DATA ROWS:
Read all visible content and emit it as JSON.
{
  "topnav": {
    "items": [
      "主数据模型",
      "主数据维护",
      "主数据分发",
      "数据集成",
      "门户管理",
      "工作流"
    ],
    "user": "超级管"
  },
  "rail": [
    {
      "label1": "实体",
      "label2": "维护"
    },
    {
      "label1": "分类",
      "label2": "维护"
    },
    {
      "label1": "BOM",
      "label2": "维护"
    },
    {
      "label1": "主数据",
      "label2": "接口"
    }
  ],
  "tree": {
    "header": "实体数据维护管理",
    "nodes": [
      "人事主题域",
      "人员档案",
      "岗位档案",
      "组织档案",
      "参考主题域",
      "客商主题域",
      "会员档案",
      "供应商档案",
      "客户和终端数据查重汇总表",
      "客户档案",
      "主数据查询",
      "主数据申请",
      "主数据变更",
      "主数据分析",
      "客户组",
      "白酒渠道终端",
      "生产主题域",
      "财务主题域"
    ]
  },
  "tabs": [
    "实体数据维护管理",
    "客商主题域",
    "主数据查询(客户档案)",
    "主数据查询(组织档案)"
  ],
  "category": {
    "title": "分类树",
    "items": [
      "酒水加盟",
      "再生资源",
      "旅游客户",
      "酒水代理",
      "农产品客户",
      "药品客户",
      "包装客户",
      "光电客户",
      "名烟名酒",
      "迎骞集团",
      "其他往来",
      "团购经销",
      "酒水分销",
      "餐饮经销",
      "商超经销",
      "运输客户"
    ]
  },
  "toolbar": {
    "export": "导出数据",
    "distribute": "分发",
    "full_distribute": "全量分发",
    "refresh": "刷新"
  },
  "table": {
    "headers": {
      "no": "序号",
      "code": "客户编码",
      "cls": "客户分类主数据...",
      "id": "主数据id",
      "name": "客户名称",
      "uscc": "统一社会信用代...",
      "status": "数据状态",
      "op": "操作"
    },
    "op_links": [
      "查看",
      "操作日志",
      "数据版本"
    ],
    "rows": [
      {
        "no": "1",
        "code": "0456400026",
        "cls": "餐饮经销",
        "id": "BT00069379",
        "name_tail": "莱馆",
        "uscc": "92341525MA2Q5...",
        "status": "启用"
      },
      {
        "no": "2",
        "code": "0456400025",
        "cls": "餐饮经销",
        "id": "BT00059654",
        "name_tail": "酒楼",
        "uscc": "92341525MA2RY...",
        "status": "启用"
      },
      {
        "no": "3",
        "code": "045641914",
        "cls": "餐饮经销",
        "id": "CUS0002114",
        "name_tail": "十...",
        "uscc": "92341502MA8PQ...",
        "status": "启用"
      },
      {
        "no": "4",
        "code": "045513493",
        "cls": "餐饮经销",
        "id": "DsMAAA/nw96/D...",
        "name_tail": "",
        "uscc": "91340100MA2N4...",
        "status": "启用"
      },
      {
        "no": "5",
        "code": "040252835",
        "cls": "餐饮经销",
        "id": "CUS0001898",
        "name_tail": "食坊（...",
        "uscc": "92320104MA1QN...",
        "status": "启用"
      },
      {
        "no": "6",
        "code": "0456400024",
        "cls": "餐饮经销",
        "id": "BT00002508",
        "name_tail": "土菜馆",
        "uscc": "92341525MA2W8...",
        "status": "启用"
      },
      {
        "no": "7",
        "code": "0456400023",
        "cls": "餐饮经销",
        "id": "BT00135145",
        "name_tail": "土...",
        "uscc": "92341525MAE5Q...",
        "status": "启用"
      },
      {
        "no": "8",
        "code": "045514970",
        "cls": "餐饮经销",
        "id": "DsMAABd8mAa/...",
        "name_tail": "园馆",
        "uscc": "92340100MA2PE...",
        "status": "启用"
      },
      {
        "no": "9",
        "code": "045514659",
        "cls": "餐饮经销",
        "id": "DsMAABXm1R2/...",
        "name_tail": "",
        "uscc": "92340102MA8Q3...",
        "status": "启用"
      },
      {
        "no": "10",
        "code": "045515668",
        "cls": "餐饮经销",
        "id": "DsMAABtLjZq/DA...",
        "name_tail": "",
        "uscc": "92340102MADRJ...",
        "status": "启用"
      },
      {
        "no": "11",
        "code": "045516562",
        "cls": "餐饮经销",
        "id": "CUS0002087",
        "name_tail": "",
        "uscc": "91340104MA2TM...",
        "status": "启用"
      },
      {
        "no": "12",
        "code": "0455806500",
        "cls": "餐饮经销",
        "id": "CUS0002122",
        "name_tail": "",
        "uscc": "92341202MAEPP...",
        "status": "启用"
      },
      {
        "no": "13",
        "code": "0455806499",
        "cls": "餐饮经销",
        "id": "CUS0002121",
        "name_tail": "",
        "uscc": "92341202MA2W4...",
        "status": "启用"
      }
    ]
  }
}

STATED GOAL:
Repeat every record exactly as written, please.

RESPONSE BELOW:
Read all visible content and emit it as JSON.
{
  "topnav": {
    "items": [
      "主数据模型",
      "主数据维护",
      "主数据分发",
      "数据集成",
      "门户管理",
      "工作流"
    ],
    "user": "超级管"
  },
  "rail": [
    {
      "label1": "实体",
      "label2": "维护"
    },
    {
      "label1": "分类",
      "label2": "维护"
    },
    {
      "label1": "BOM",
      "label2": "维护"
    },
    {
      "label1": "主数据",
      "label2": "接口"
    }
  ],
  "tree": {
    "header": "实体数据维护管理",
    "nodes": [
      "人事主题域",
      "人员档案",
      "岗位档案",
      "组织档案",
      "参考主题域",
      "客商主题域",
      "会员档案",
      "供应商档案",
      "客户和终端数据查重汇总表",
      "客户档案",
      "主数据查询",
      "主数据申请",
      "主数据变更",
      "主数据分析",
      "客户组",
      "白酒渠道终端",
      "生产主题域",
      "财务主题域"
    ]
  },
  "tabs": [
    "实体数据维护管理",
    "客商主题域",
    "主数据查询(客户档案)",
    "主数据查询(组织档案)"
  ],
  "category": {
    "title": "分类树",
    "items": [
      "酒水加盟",
      "再生资源",
      "旅游客户",
      "酒水代理",
      "农产品客户",
      "药品客户",
      "包装客户",
      "光电客户",
      "名烟名酒",
      "迎骞集团",
      "其他往来",
      "团购经销",
      "酒水分销",
      "餐饮经销",
      "商超经销",
      "运输客户"
    ]
  },
  "toolbar": {
    "export": "导出数据",
    "distribute": "分发",
    "full_distribute": "全量分发",
    "refresh": "刷新"
  },
  "table": {
    "headers": {
      "no": "序号",
      "code": "客户编码",
      "cls": "客户分类主数据...",
      "id": "主数据id",
      "name": "客户名称",
      "uscc": "统一社会信用代...",
      "status": "数据状态",
      "op": "操作"
    },
    "op_links": [
      "查看",
      "操作日志",
      "数据版本"
    ],
    "rows": [
      {
        "no": "1",
        "code": "0456400026",
        "cls": "餐饮经销",
        "id": "BT00069379",
        "name_tail": "莱馆",
        "uscc": "92341525MA2Q5...",
        "status": "启用"
      },
      {
        "no": "2",
        "code": "0456400025",
        "cls": "餐饮经销",
        "id": "BT00059654",
        "name_tail": "酒楼",
        "uscc": "92341525MA2RY...",
        "status": "启用"
      },
      {
        "no": "3",
        "code": "045641914",
        "cls": "餐饮经销",
        "id": "CUS0002114",
        "name_tail": "十...",
        "uscc": "92341502MA8PQ...",
        "status": "启用"
      },
      {
        "no": "4",
        "code": "045513493",
        "cls": "餐饮经销",
        "id": "DsMAAA/nw96/D...",
        "name_tail": "",
        "uscc": "91340100MA2N4...",
        "status": "启用"
      },
      {
        "no": "5",
        "code": "040252835",
        "cls": "餐饮经销",
        "id": "CUS0001898",
        "name_tail": "食坊（...",
        "uscc": "92320104MA1QN...",
        "status": "启用"
      },
      {
        "no": "6",
        "code": "0456400024",
        "cls": "餐饮经销",
        "id": "BT00002508",
        "name_tail": "土菜馆",
        "uscc": "92341525MA2W8...",
        "status": "启用"
      },
      {
        "no": "7",
        "code": "0456400023",
        "cls": "餐饮经销",
        "id": "BT00135145",
        "name_tail": "土...",
        "uscc": "92341525MAE5Q...",
        "status": "启用"
      },
      {
        "no": "8",
        "code": "045514970",
        "cls": "餐饮经销",
        "id": "DsMAABd8mAa/...",
        "name_tail": "园馆",
        "uscc": "92340100MA2PE...",
        "status": "启用"
      },
      {
        "no": "9",
        "code": "045514659",
        "cls": "餐饮经销",
        "id": "DsMAABXm1R2/...",
        "name_tail": "",
        "uscc": "92340102MA8Q3...",
        "status": "启用"
      },
      {
        "no": "10",
        "code": "045515668",
        "cls": "餐饮经销",
        "id": "DsMAABtLjZq/DA...",
        "name_tail": "",
        "uscc": "92340102MADRJ...",
        "status": "启用"
      },
      {
        "no": "11",
        "code": "045516562",
        "cls": "餐饮经销",
        "id": "CUS0002087",
        "name_tail": "",
        "uscc": "91340104MA2TM...",
        "status": "启用"
      },
      {
        "no": "12",
        "code": "0455806500",
        "cls": "餐饮经销",
        "id": "CUS0002122",
        "name_tail": "",
        "uscc": "92341202MAEPP...",
        "status": "启用"
      },
      {
        "no": "13",
        "code": "0455806499",
        "cls": "餐饮经销",
        "id": "CUS0002121",
        "name_tail": "",
        "uscc": "92341202MA2W4...",
        "status": "启用"
      }
    ]
  }
}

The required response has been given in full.